### 本文

日本離床学会 - 早期離床・看護・リハビリテーション

Q&A Vol.47 拡張型心筋症患者さんの運動負荷を考える

質問

拡張型心筋症でEF35%の患者さんがいますが、 どの程度まで運動負荷をかければよいのでしょうか?

回答

回答者:曷川 元、他 日本離床研究会 講師陣

私の経験上、拡張型心筋症でかつ四肢の浮腫が強い患者さんでは、端坐位などの刺激で急に末梢血管が収縮すると(後負荷上昇)、心不全が増悪する傾向があるように思います。

では、どの程度の運動負荷が適切であるのか?残念ながら具体的な指標はありません。私も端坐位程度なら大丈夫かなと思っていても、その後、肺うっ血から呼吸障害を呈した経験があります。

事前にどの程度の負荷であればと、予測するのは難しいものです。このように具体的な運動負荷を決めかねる場合には、離床の前、途中、直後、翌日などの患者さんの呼吸状態や、利尿状況などを経時的にこまめに観察することが、負荷量の調節に役立つと考えます。

心不全悪化徴候(前術の肺うっ血など)が確認できれば、負荷量を見直し、より慎重に離床を進める必要があると思います。

### 課題 A
拡張型心筋症の運動負荷を扱った本文によると、具体的な運動負荷を決めかねる場合、負荷量の調節に役立つとして経時的に観察するのは患者さんの何ですか。
### 課題 B
本文の「拡張型心筋症でEF35%の患」から「量の調節に役立つと考えます。」までを、一字も変えずに書き写してください。

### データセット
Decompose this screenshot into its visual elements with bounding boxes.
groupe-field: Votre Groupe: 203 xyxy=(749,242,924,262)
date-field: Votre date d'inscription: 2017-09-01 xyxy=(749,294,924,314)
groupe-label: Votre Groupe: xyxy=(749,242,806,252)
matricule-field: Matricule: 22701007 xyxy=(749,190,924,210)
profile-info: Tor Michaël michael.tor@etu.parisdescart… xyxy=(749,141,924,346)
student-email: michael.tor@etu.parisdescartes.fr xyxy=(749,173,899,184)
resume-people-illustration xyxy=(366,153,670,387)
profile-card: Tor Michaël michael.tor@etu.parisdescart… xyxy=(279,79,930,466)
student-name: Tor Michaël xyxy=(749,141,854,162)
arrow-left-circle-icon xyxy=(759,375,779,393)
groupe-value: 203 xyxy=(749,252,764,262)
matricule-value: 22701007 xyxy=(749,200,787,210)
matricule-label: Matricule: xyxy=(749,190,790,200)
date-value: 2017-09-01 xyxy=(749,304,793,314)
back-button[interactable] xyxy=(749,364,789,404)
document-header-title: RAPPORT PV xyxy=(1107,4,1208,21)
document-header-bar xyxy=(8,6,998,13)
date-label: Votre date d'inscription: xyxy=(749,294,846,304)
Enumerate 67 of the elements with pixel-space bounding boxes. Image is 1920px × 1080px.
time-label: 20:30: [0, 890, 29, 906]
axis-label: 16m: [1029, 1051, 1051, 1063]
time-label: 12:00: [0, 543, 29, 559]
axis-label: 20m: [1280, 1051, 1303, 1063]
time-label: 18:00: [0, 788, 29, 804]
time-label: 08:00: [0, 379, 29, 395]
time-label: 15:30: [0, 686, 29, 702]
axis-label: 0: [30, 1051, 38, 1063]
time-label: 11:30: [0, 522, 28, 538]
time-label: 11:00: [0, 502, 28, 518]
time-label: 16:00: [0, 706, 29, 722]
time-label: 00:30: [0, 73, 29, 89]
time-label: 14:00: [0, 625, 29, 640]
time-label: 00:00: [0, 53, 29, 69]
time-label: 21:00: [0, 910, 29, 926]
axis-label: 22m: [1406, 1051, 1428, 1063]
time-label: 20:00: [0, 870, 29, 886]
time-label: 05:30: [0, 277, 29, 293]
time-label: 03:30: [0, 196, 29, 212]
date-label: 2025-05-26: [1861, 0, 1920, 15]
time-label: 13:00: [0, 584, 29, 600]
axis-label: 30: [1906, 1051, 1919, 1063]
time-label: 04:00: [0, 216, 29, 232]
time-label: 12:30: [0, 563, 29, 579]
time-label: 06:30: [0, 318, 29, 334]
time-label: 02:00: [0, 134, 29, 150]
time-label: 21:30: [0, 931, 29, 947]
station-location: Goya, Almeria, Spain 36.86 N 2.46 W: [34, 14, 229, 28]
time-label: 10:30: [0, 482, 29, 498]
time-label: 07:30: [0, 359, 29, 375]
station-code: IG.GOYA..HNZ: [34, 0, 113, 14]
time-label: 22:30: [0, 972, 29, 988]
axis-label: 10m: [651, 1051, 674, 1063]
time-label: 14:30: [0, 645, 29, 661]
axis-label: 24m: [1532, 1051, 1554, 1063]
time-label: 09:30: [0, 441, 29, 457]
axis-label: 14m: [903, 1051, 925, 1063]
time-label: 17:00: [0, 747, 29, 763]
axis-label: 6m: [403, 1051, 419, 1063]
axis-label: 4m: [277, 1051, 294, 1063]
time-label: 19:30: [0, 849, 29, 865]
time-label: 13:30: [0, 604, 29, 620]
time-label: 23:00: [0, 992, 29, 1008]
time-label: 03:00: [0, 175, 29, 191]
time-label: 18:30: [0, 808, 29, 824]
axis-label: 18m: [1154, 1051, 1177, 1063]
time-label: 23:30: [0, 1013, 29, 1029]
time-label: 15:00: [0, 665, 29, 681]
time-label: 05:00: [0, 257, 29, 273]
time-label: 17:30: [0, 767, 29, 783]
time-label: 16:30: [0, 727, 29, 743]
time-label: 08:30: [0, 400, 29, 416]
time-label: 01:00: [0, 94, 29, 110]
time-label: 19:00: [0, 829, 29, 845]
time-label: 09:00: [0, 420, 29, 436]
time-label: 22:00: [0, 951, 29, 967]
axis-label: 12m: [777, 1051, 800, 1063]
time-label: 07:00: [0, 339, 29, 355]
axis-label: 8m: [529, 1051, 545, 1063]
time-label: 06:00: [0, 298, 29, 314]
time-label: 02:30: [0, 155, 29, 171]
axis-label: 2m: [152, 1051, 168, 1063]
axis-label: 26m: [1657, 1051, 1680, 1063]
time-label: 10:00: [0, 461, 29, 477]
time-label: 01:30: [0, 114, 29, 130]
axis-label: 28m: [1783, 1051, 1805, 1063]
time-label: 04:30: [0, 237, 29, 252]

### あなたの回答 A
呼吸状態や利尿状況です。

### あなたの回答 B
拡張型心筋症でEF35%の患者さんがいますが、 どの程度まで運動負荷をかければよいのでしょうか?

回答

回答者:曷川 元、他 日本離床研究会 講師陣

私の経験上、拡張型心筋症でかつ四肢の浮腫が強い患者さんでは、端坐位などの刺激で急に末梢血管が収縮すると(後負荷上昇)、心不全が増悪する傾向があるように思います。

では、どの程度の運動負荷が適切であるのか?残念ながら具体的な指標はありません。私も端坐位程度なら大丈夫かなと思っていても、その後、肺うっ血から呼吸障害を呈した経験があります。

事前にどの程度の負荷であればと、予測するのは難しいものです。このように具体的な運動負荷を決めかねる場合には、離床の前、途中、直後、翌日などの患者さんの呼吸状態や、利尿状況などを経時的にこまめに観察することが、負荷量の調節に役立つと考えます。